| PROBLEM TO WORK ON |
Copy out every line in the entries below that includes "title".
+ + +
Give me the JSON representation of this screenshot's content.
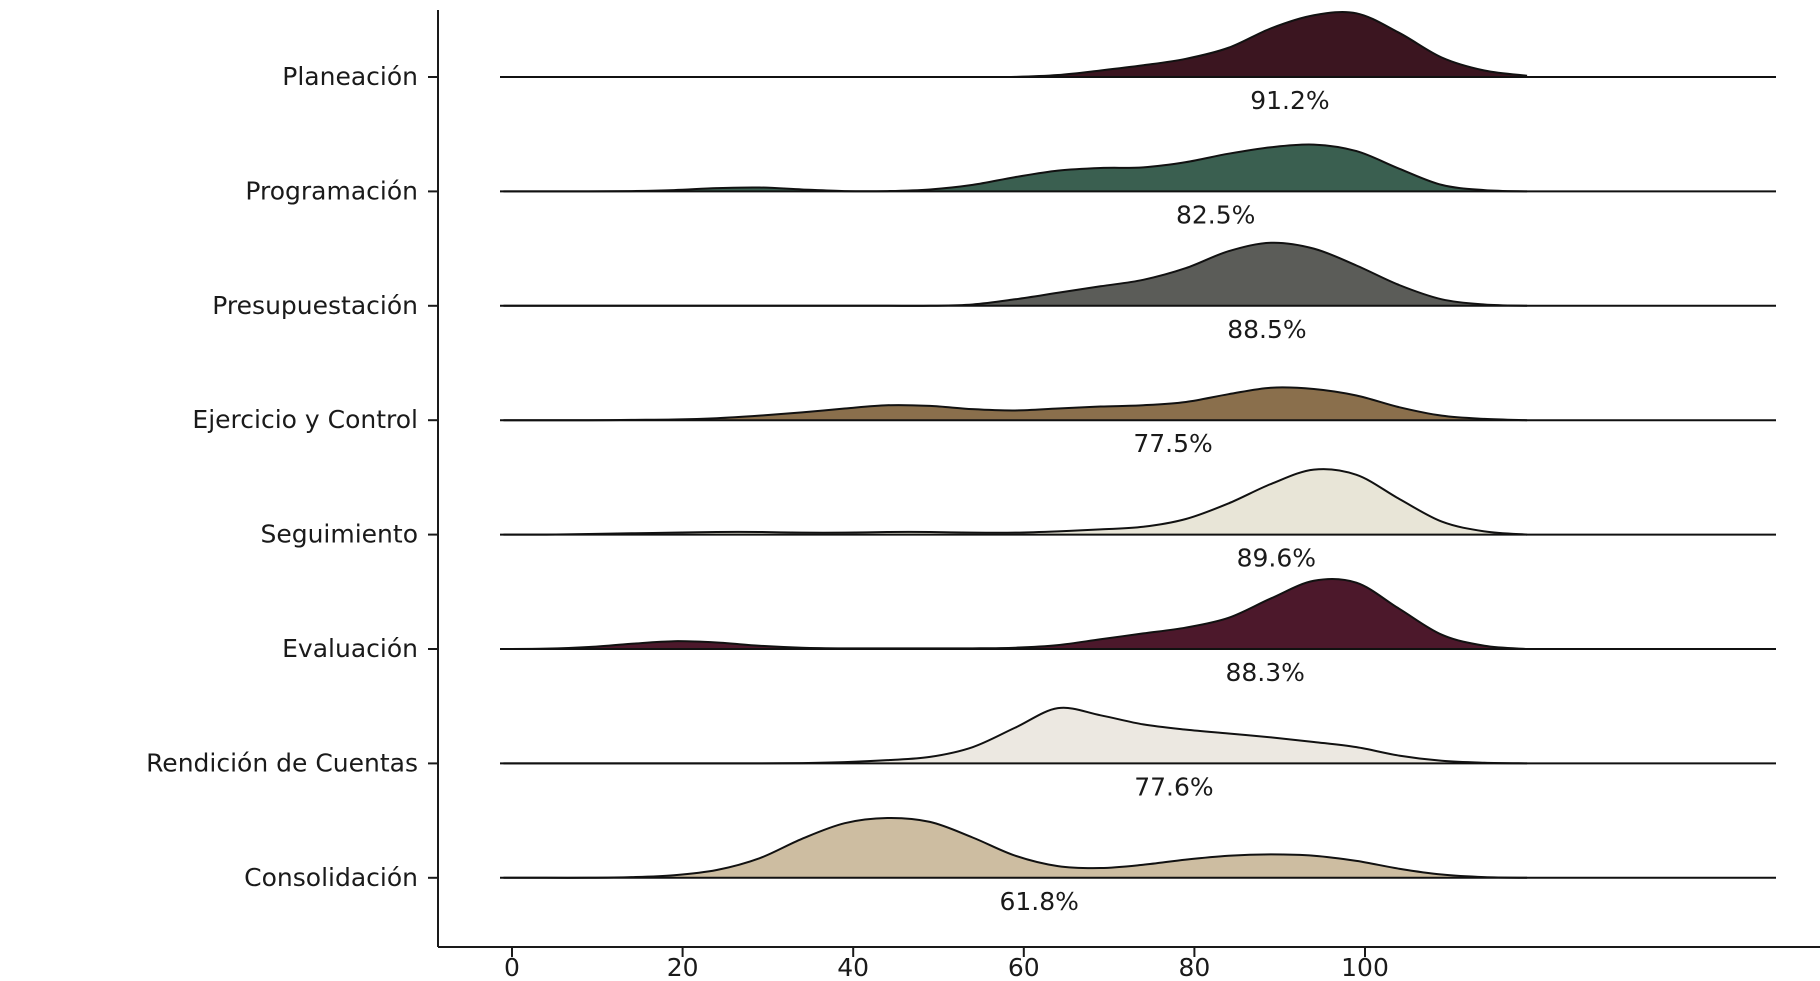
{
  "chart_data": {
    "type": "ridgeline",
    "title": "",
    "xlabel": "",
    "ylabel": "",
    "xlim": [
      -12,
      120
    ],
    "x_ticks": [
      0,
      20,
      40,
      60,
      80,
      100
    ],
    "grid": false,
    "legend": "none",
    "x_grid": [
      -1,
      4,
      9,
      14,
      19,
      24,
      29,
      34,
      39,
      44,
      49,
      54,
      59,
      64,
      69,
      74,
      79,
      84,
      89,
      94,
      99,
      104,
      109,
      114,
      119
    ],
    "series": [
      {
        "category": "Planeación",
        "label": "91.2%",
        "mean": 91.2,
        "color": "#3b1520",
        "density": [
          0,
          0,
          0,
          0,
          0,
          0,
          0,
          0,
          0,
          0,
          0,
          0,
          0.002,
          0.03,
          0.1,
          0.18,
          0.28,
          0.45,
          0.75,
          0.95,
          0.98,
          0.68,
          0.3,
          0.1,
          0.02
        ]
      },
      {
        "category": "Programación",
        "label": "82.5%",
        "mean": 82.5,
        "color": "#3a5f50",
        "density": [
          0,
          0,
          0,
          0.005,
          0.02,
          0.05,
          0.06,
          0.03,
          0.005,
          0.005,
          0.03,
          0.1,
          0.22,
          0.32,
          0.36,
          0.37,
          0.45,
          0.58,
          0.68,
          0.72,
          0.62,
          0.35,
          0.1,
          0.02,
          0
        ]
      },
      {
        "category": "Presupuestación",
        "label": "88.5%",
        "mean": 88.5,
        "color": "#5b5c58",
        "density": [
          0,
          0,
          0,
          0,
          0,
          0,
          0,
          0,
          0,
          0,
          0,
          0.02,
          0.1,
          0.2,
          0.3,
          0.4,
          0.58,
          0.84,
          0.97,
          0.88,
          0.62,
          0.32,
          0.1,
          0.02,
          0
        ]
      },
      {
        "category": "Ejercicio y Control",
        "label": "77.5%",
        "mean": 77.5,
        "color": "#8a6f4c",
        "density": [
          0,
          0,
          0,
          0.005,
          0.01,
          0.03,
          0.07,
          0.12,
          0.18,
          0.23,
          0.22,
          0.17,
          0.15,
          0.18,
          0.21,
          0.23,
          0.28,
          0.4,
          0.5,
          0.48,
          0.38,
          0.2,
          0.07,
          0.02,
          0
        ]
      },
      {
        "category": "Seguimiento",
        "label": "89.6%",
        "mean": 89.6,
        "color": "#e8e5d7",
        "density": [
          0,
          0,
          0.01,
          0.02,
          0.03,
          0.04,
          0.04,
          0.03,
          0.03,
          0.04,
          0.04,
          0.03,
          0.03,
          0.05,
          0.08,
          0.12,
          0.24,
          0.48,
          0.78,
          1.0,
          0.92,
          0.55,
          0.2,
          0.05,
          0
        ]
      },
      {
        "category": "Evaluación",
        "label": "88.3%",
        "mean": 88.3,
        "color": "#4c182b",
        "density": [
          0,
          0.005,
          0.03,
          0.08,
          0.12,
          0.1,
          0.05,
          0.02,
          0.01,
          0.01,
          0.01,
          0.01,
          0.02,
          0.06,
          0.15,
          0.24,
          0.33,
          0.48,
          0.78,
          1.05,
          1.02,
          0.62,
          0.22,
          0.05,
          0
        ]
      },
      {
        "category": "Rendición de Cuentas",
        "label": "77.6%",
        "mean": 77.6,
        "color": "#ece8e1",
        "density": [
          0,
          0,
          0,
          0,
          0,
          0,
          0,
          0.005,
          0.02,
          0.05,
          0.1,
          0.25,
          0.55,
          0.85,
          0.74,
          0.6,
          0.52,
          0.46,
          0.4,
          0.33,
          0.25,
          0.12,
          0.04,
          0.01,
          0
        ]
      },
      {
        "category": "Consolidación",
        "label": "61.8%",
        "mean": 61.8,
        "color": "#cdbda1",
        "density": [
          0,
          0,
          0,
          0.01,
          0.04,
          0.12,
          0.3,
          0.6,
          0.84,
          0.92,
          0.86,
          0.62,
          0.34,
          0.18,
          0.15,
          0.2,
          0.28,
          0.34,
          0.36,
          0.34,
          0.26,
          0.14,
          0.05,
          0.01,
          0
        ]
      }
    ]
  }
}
+ + +
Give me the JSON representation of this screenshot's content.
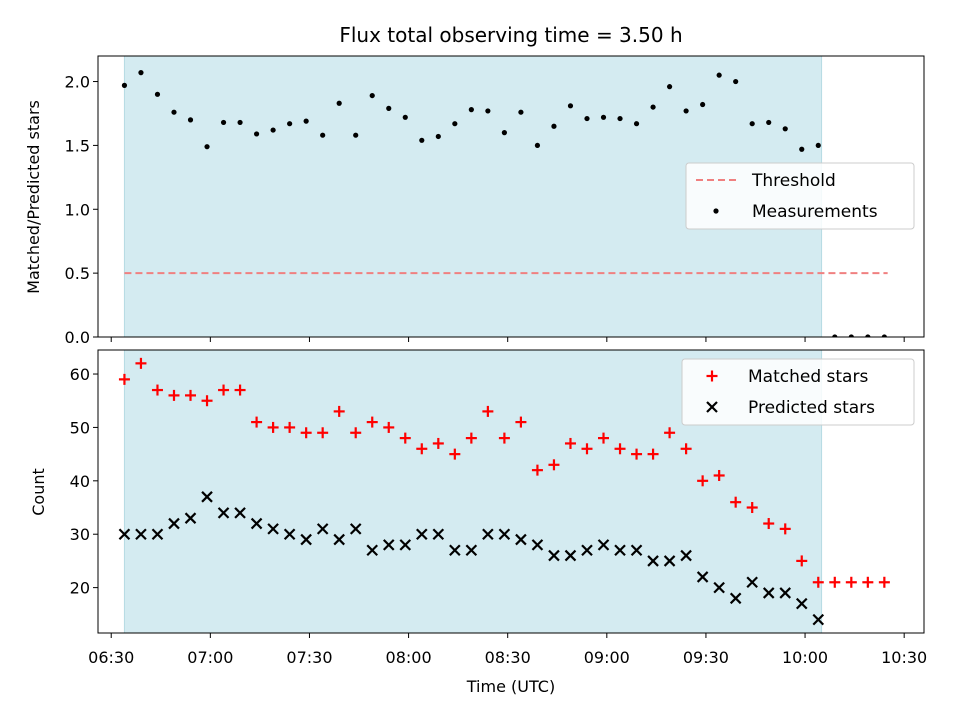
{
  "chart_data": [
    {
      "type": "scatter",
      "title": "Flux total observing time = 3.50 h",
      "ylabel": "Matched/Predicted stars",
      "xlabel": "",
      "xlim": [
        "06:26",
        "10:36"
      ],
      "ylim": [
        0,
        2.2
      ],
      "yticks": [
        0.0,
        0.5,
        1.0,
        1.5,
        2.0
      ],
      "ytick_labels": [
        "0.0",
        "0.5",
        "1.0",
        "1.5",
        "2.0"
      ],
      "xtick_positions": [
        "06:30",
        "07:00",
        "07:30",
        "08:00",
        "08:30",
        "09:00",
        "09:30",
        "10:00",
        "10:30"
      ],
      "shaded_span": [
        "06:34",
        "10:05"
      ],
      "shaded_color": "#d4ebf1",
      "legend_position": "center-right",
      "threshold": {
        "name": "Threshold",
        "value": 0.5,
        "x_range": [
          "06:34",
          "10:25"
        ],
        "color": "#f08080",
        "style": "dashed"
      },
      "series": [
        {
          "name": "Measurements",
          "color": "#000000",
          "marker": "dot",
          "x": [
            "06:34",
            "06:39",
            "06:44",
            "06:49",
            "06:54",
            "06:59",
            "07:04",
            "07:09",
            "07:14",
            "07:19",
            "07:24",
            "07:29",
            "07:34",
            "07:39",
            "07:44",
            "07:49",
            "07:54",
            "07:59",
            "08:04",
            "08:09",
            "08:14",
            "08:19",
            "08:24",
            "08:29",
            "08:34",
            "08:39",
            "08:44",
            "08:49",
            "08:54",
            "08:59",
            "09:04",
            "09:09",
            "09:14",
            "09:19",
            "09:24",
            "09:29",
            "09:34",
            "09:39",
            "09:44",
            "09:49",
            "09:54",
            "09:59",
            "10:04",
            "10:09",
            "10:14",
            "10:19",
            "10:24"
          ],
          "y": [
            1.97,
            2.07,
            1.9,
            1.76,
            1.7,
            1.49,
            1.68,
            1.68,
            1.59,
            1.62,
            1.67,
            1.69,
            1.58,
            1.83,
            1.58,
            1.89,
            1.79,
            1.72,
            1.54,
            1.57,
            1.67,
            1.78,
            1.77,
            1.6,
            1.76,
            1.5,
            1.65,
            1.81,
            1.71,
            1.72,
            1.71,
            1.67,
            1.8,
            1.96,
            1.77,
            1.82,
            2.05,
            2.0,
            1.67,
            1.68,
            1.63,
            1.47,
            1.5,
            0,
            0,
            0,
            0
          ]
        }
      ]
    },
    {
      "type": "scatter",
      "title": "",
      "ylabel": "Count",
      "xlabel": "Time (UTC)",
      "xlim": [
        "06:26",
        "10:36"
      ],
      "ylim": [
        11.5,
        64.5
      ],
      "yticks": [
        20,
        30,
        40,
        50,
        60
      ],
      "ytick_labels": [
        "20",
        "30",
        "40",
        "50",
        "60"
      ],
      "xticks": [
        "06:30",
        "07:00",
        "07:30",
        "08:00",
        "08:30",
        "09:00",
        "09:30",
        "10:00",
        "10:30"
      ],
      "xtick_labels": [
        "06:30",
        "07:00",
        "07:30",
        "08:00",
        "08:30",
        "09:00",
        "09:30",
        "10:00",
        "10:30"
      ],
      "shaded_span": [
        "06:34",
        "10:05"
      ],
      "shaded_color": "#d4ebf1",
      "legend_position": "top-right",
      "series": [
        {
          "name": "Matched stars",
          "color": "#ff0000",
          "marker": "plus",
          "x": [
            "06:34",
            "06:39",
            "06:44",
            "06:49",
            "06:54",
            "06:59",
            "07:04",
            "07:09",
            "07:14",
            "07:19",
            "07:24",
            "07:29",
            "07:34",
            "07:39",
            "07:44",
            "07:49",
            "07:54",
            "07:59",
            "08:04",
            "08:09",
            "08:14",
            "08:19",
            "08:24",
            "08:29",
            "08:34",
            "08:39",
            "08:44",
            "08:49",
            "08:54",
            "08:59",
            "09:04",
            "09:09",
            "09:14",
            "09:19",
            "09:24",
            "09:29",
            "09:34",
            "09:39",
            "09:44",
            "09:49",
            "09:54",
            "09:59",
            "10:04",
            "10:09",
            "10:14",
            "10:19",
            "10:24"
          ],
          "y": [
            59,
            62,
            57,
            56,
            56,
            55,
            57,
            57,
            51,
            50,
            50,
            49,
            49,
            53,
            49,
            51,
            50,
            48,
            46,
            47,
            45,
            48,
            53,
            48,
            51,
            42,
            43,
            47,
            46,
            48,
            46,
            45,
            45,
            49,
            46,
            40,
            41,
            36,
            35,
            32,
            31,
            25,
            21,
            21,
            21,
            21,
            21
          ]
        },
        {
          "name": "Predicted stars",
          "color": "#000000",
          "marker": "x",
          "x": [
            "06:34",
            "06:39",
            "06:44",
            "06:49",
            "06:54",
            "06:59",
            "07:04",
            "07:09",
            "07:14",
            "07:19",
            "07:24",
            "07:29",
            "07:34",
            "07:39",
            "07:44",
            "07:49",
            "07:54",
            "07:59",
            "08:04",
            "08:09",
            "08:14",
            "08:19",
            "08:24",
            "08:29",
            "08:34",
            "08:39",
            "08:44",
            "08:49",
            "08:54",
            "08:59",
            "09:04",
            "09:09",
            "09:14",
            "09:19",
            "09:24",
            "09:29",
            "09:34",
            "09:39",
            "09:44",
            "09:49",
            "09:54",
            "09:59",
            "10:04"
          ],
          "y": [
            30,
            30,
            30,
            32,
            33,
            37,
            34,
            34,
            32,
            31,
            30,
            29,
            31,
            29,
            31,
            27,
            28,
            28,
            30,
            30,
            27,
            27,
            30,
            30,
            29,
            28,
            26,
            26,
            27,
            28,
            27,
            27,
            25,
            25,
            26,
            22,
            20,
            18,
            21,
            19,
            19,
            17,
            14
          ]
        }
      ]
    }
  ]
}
+ + +
| FULL OUTPUT |
    "title": "",
      "title": "Flux total observing time = 3.50 h",
      "title": "",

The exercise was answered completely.